** Start of Data lines **

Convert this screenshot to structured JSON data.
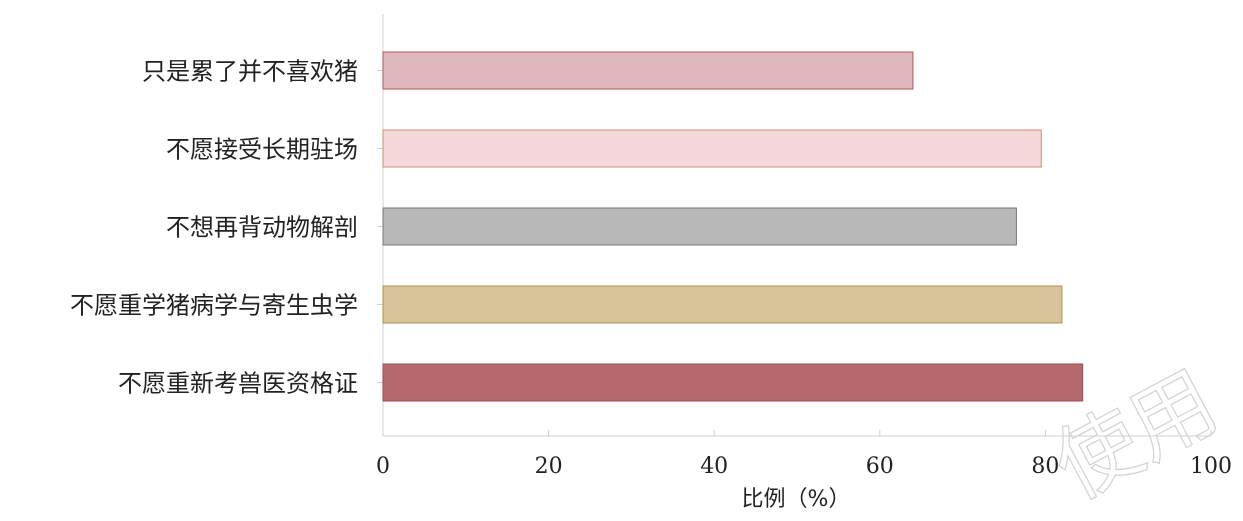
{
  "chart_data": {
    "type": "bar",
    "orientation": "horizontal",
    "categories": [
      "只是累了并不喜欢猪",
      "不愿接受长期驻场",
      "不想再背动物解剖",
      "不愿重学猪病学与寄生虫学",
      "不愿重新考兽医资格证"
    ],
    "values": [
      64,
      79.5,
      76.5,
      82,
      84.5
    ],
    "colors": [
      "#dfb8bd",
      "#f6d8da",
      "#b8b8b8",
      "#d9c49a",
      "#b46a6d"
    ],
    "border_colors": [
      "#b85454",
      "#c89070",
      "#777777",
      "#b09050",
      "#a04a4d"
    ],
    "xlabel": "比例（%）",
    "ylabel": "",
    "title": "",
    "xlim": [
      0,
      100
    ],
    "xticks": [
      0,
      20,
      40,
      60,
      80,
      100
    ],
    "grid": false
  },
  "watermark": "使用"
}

** End of Data lines **

Problem requirements:
The data above needs to be retyped exactly, with the images left out.

Task answer:
Convert this screenshot to structured JSON data.
{
  "chart_data": {
    "type": "bar",
    "orientation": "horizontal",
    "categories": [
      "只是累了并不喜欢猪",
      "不愿接受长期驻场",
      "不想再背动物解剖",
      "不愿重学猪病学与寄生虫学",
      "不愿重新考兽医资格证"
    ],
    "values": [
      64,
      79.5,
      76.5,
      82,
      84.5
    ],
    "colors": [
      "#dfb8bd",
      "#f6d8da",
      "#b8b8b8",
      "#d9c49a",
      "#b46a6d"
    ],
    "border_colors": [
      "#b85454",
      "#c89070",
      "#777777",
      "#b09050",
      "#a04a4d"
    ],
    "xlabel": "比例（%）",
    "ylabel": "",
    "title": "",
    "xlim": [
      0,
      100
    ],
    "xticks": [
      0,
      20,
      40,
      60,
      80,
      100
    ],
    "grid": false
  },
  "watermark": "使用"
}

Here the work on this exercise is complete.